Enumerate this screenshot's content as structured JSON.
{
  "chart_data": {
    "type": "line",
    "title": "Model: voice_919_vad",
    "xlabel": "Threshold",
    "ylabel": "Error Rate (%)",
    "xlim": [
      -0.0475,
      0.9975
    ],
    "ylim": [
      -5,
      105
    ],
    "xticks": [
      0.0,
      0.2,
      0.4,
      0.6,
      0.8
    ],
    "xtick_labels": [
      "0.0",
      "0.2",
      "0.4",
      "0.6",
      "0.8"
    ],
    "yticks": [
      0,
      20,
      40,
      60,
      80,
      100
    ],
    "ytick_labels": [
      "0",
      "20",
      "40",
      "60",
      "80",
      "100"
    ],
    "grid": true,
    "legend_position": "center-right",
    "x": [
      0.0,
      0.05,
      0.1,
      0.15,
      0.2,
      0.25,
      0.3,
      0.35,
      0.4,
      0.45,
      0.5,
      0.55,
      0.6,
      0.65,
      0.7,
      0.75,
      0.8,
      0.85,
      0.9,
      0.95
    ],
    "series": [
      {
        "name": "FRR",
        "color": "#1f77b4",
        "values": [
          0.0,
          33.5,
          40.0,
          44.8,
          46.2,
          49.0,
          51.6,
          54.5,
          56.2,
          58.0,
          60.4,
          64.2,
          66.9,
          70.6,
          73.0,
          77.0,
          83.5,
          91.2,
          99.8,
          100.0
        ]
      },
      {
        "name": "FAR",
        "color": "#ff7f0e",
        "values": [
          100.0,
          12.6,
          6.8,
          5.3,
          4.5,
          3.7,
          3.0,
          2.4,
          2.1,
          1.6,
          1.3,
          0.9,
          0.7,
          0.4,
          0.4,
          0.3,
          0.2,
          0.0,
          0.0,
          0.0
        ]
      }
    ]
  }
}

● **Required work**
Write out every line of the material again, exactly as it reads.

● **Result of this task**
Enumerate this screenshot's content as structured JSON.
{
  "chart_data": {
    "type": "line",
    "title": "Model: voice_919_vad",
    "xlabel": "Threshold",
    "ylabel": "Error Rate (%)",
    "xlim": [
      -0.0475,
      0.9975
    ],
    "ylim": [
      -5,
      105
    ],
    "xticks": [
      0.0,
      0.2,
      0.4,
      0.6,
      0.8
    ],
    "xtick_labels": [
      "0.0",
      "0.2",
      "0.4",
      "0.6",
      "0.8"
    ],
    "yticks": [
      0,
      20,
      40,
      60,
      80,
      100
    ],
    "ytick_labels": [
      "0",
      "20",
      "40",
      "60",
      "80",
      "100"
    ],
    "grid": true,
    "legend_position": "center-right",
    "x": [
      0.0,
      0.05,
      0.1,
      0.15,
      0.2,
      0.25,
      0.3,
      0.35,
      0.4,
      0.45,
      0.5,
      0.55,
      0.6,
      0.65,
      0.7,
      0.75,
      0.8,
      0.85,
      0.9,
      0.95
    ],
    "series": [
      {
        "name": "FRR",
        "color": "#1f77b4",
        "values": [
          0.0,
          33.5,
          40.0,
          44.8,
          46.2,
          49.0,
          51.6,
          54.5,
          56.2,
          58.0,
          60.4,
          64.2,
          66.9,
          70.6,
          73.0,
          77.0,
          83.5,
          91.2,
          99.8,
          100.0
        ]
      },
      {
        "name": "FAR",
        "color": "#ff7f0e",
        "values": [
          100.0,
          12.6,
          6.8,
          5.3,
          4.5,
          3.7,
          3.0,
          2.4,
          2.1,
          1.6,
          1.3,
          0.9,
          0.7,
          0.4,
          0.4,
          0.3,
          0.2,
          0.0,
          0.0,
          0.0
        ]
      }
    ]
  }
}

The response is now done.